-------- Material provided --------

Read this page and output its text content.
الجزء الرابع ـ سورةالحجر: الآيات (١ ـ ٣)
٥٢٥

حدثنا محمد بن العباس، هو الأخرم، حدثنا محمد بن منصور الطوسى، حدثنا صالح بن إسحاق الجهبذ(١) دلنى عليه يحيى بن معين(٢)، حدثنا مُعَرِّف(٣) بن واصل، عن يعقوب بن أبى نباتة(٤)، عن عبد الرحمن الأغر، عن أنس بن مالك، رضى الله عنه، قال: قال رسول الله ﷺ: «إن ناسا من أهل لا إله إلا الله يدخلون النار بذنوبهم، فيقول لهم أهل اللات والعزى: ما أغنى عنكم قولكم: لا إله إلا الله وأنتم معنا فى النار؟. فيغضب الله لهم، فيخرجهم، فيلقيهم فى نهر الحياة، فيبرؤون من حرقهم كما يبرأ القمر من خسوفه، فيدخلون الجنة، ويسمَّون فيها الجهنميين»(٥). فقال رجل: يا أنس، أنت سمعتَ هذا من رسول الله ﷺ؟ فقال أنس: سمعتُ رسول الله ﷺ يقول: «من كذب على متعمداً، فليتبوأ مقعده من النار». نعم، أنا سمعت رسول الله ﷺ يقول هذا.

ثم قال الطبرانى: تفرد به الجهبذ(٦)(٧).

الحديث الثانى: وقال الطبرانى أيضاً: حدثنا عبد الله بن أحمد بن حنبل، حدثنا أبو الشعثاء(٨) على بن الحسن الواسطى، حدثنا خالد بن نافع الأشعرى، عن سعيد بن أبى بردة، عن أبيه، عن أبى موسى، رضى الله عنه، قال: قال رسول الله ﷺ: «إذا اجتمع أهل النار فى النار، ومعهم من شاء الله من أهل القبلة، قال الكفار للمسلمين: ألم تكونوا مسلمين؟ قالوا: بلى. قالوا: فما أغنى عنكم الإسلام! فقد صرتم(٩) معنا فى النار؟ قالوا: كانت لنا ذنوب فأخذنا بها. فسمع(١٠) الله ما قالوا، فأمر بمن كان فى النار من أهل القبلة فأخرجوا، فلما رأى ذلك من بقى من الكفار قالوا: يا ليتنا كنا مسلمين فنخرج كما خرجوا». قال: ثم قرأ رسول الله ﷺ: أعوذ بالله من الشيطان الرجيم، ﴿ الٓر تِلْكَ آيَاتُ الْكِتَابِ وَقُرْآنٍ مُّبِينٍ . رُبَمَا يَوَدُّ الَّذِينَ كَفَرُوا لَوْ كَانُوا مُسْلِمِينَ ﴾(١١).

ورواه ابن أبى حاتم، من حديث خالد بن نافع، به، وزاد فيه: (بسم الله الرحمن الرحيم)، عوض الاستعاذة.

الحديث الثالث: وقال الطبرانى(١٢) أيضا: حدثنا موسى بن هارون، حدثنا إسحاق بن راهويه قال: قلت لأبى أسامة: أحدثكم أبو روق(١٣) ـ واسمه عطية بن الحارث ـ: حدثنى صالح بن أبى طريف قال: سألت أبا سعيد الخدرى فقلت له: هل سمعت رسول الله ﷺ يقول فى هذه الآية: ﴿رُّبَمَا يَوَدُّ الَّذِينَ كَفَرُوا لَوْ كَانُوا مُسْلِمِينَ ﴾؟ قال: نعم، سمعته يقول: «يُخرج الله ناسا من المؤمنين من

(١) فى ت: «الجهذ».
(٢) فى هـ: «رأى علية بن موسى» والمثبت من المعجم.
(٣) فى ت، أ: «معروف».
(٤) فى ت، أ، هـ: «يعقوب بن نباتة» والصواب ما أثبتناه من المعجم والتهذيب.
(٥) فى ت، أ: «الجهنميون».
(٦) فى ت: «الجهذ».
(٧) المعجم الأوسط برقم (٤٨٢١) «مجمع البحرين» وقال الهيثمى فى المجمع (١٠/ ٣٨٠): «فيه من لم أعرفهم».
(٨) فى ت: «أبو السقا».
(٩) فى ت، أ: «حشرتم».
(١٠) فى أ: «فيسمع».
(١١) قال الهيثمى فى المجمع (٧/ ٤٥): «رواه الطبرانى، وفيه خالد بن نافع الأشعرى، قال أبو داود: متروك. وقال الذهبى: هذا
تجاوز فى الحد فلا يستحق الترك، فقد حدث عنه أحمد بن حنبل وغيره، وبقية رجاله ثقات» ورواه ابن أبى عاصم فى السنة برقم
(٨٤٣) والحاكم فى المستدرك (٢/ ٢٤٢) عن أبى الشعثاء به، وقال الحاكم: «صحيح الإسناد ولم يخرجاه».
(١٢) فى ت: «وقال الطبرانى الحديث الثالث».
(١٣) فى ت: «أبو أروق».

--------

- **What is required**: Using the records above, select and copy every line that has the word "ورواه".

- **Answer for the task**:
ورواه ابن أبى حاتم، من حديث خالد بن نافع، به، وزاد فيه: (بسم الله الرحمن الرحيم)، عوض الاستعاذة.
تجاوز فى الحد فلا يستحق الترك، فقد حدث عنه أحمد بن حنبل وغيره، وبقية رجاله ثقات» ورواه ابن أبى عاصم فى السنة برقم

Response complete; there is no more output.